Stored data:
----------------

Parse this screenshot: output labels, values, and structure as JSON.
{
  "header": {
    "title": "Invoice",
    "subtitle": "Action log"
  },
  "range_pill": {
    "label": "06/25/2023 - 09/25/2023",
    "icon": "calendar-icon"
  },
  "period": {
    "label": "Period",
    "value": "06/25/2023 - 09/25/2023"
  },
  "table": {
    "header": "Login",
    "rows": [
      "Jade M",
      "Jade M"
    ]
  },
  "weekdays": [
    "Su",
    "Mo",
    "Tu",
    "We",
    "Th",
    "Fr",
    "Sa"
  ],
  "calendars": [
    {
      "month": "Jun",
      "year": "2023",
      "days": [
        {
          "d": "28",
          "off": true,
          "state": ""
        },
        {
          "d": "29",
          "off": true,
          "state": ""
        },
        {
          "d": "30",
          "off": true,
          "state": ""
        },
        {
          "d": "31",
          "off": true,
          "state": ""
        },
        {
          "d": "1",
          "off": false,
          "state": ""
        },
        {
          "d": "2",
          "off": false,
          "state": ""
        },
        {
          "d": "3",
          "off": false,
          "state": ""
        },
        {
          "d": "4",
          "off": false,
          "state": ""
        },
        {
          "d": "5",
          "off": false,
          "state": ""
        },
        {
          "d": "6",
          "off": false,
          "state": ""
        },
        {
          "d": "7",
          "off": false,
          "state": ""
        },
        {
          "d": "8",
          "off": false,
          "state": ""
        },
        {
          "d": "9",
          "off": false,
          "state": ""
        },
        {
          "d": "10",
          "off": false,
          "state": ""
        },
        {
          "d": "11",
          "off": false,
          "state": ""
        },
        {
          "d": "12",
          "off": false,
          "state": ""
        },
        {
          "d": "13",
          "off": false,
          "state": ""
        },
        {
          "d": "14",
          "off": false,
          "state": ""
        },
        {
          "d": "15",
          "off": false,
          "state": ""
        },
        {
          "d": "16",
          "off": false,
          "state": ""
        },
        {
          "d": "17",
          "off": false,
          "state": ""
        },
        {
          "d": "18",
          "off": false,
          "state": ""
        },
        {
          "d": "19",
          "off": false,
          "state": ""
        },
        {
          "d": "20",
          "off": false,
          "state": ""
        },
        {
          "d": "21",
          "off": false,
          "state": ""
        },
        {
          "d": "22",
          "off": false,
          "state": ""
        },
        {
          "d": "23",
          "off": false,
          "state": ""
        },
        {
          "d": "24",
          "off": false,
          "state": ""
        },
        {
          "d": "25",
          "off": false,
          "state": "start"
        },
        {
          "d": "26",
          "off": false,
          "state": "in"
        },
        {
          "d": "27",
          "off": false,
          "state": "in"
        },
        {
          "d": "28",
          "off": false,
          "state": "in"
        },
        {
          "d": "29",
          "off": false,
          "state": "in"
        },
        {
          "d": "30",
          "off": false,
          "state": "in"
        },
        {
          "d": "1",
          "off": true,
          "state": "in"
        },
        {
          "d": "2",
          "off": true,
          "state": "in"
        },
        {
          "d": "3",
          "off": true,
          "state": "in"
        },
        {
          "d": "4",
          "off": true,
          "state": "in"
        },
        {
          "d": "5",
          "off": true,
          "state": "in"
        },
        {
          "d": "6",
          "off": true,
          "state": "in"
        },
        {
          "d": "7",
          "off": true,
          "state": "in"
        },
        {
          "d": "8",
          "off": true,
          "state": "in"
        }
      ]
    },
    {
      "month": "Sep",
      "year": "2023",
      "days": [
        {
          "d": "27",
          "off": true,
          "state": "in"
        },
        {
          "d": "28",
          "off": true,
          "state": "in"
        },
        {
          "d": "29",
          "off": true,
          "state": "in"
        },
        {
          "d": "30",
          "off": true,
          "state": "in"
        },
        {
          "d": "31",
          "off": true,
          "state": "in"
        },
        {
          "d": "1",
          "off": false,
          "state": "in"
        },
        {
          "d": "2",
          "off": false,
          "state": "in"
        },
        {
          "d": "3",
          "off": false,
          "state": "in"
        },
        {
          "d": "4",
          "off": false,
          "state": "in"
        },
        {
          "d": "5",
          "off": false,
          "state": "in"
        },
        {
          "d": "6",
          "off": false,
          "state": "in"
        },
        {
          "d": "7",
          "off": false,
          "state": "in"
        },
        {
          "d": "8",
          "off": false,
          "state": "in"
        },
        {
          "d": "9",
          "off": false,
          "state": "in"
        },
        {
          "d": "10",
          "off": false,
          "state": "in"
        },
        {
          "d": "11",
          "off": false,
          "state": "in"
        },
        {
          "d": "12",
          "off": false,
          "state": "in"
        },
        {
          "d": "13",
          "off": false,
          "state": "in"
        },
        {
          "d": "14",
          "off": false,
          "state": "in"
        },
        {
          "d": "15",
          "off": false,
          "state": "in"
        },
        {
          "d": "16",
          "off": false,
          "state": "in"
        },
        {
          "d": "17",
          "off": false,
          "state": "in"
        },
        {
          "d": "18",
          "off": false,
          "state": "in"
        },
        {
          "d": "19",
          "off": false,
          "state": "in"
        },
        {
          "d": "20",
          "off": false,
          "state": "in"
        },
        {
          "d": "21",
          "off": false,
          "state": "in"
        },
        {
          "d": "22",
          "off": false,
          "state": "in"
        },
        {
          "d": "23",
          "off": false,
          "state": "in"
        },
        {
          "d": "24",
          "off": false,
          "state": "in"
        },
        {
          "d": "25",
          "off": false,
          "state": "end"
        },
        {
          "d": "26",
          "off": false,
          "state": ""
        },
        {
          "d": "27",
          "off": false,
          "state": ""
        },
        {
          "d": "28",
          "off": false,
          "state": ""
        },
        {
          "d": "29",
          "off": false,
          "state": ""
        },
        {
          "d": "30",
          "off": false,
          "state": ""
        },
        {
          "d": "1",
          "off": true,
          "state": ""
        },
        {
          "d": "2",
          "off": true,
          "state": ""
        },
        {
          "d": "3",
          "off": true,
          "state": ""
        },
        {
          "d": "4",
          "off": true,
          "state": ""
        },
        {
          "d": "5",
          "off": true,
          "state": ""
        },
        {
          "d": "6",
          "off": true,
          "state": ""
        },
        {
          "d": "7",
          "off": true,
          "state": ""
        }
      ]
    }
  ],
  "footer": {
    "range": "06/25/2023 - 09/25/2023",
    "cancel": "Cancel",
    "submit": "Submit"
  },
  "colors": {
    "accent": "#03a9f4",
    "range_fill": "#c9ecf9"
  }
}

----------------

Return the listing above word for word.

Parse this screenshot: output labels, values, and structure as JSON.
{
  "header": {
    "title": "Invoice",
    "subtitle": "Action log"
  },
  "range_pill": {
    "label": "06/25/2023 - 09/25/2023",
    "icon": "calendar-icon"
  },
  "period": {
    "label": "Period",
    "value": "06/25/2023 - 09/25/2023"
  },
  "table": {
    "header": "Login",
    "rows": [
      "Jade M",
      "Jade M"
    ]
  },
  "weekdays": [
    "Su",
    "Mo",
    "Tu",
    "We",
    "Th",
    "Fr",
    "Sa"
  ],
  "calendars": [
    {
      "month": "Jun",
      "year": "2023",
      "days": [
        {
          "d": "28",
          "off": true,
          "state": ""
        },
        {
          "d": "29",
          "off": true,
          "state": ""
        },
        {
          "d": "30",
          "off": true,
          "state": ""
        },
        {
          "d": "31",
          "off": true,
          "state": ""
        },
        {
          "d": "1",
          "off": false,
          "state": ""
        },
        {
          "d": "2",
          "off": false,
          "state": ""
        },
        {
          "d": "3",
          "off": false,
          "state": ""
        },
        {
          "d": "4",
          "off": false,
          "state": ""
        },
        {
          "d": "5",
          "off": false,
          "state": ""
        },
        {
          "d": "6",
          "off": false,
          "state": ""
        },
        {
          "d": "7",
          "off": false,
          "state": ""
        },
        {
          "d": "8",
          "off": false,
          "state": ""
        },
        {
          "d": "9",
          "off": false,
          "state": ""
        },
        {
          "d": "10",
          "off": false,
          "state": ""
        },
        {
          "d": "11",
          "off": false,
          "state": ""
        },
        {
          "d": "12",
          "off": false,
          "state": ""
        },
        {
          "d": "13",
          "off": false,
          "state": ""
        },
        {
          "d": "14",
          "off": false,
          "state": ""
        },
        {
          "d": "15",
          "off": false,
          "state": ""
        },
        {
          "d": "16",
          "off": false,
          "state": ""
        },
        {
          "d": "17",
          "off": false,
          "state": ""
        },
        {
          "d": "18",
          "off": false,
          "state": ""
        },
        {
          "d": "19",
          "off": false,
          "state": ""
        },
        {
          "d": "20",
          "off": false,
          "state": ""
        },
        {
          "d": "21",
          "off": false,
          "state": ""
        },
        {
          "d": "22",
          "off": false,
          "state": ""
        },
        {
          "d": "23",
          "off": false,
          "state": ""
        },
        {
          "d": "24",
          "off": false,
          "state": ""
        },
        {
          "d": "25",
          "off": false,
          "state": "start"
        },
        {
          "d": "26",
          "off": false,
          "state": "in"
        },
        {
          "d": "27",
          "off": false,
          "state": "in"
        },
        {
          "d": "28",
          "off": false,
          "state": "in"
        },
        {
          "d": "29",
          "off": false,
          "state": "in"
        },
        {
          "d": "30",
          "off": false,
          "state": "in"
        },
        {
          "d": "1",
          "off": true,
          "state": "in"
        },
        {
          "d": "2",
          "off": true,
          "state": "in"
        },
        {
          "d": "3",
          "off": true,
          "state": "in"
        },
        {
          "d": "4",
          "off": true,
          "state": "in"
        },
        {
          "d": "5",
          "off": true,
          "state": "in"
        },
        {
          "d": "6",
          "off": true,
          "state": "in"
        },
        {
          "d": "7",
          "off": true,
          "state": "in"
        },
        {
          "d": "8",
          "off": true,
          "state": "in"
        }
      ]
    },
    {
      "month": "Sep",
      "year": "2023",
      "days": [
        {
          "d": "27",
          "off": true,
          "state": "in"
        },
        {
          "d": "28",
          "off": true,
          "state": "in"
        },
        {
          "d": "29",
          "off": true,
          "state": "in"
        },
        {
          "d": "30",
          "off": true,
          "state": "in"
        },
        {
          "d": "31",
          "off": true,
          "state": "in"
        },
        {
          "d": "1",
          "off": false,
          "state": "in"
        },
        {
          "d": "2",
          "off": false,
          "state": "in"
        },
        {
          "d": "3",
          "off": false,
          "state": "in"
        },
        {
          "d": "4",
          "off": false,
          "state": "in"
        },
        {
          "d": "5",
          "off": false,
          "state": "in"
        },
        {
          "d": "6",
          "off": false,
          "state": "in"
        },
        {
          "d": "7",
          "off": false,
          "state": "in"
        },
        {
          "d": "8",
          "off": false,
          "state": "in"
        },
        {
          "d": "9",
          "off": false,
          "state": "in"
        },
        {
          "d": "10",
          "off": false,
          "state": "in"
        },
        {
          "d": "11",
          "off": false,
          "state": "in"
        },
        {
          "d": "12",
          "off": false,
          "state": "in"
        },
        {
          "d": "13",
          "off": false,
          "state": "in"
        },
        {
          "d": "14",
          "off": false,
          "state": "in"
        },
        {
          "d": "15",
          "off": false,
          "state": "in"
        },
        {
          "d": "16",
          "off": false,
          "state": "in"
        },
        {
          "d": "17",
          "off": false,
          "state": "in"
        },
        {
          "d": "18",
          "off": false,
          "state": "in"
        },
        {
          "d": "19",
          "off": false,
          "state": "in"
        },
        {
          "d": "20",
          "off": false,
          "state": "in"
        },
        {
          "d": "21",
          "off": false,
          "state": "in"
        },
        {
          "d": "22",
          "off": false,
          "state": "in"
        },
        {
          "d": "23",
          "off": false,
          "state": "in"
        },
        {
          "d": "24",
          "off": false,
          "state": "in"
        },
        {
          "d": "25",
          "off": false,
          "state": "end"
        },
        {
          "d": "26",
          "off": false,
          "state": ""
        },
        {
          "d": "27",
          "off": false,
          "state": ""
        },
        {
          "d": "28",
          "off": false,
          "state": ""
        },
        {
          "d": "29",
          "off": false,
          "state": ""
        },
        {
          "d": "30",
          "off": false,
          "state": ""
        },
        {
          "d": "1",
          "off": true,
          "state": ""
        },
        {
          "d": "2",
          "off": true,
          "state": ""
        },
        {
          "d": "3",
          "off": true,
          "state": ""
        },
        {
          "d": "4",
          "off": true,
          "state": ""
        },
        {
          "d": "5",
          "off": true,
          "state": ""
        },
        {
          "d": "6",
          "off": true,
          "state": ""
        },
        {
          "d": "7",
          "off": true,
          "state": ""
        }
      ]
    }
  ],
  "footer": {
    "range": "06/25/2023 - 09/25/2023",
    "cancel": "Cancel",
    "submit": "Submit"
  },
  "colors": {
    "accent": "#03a9f4",
    "range_fill": "#c9ecf9"
  }
}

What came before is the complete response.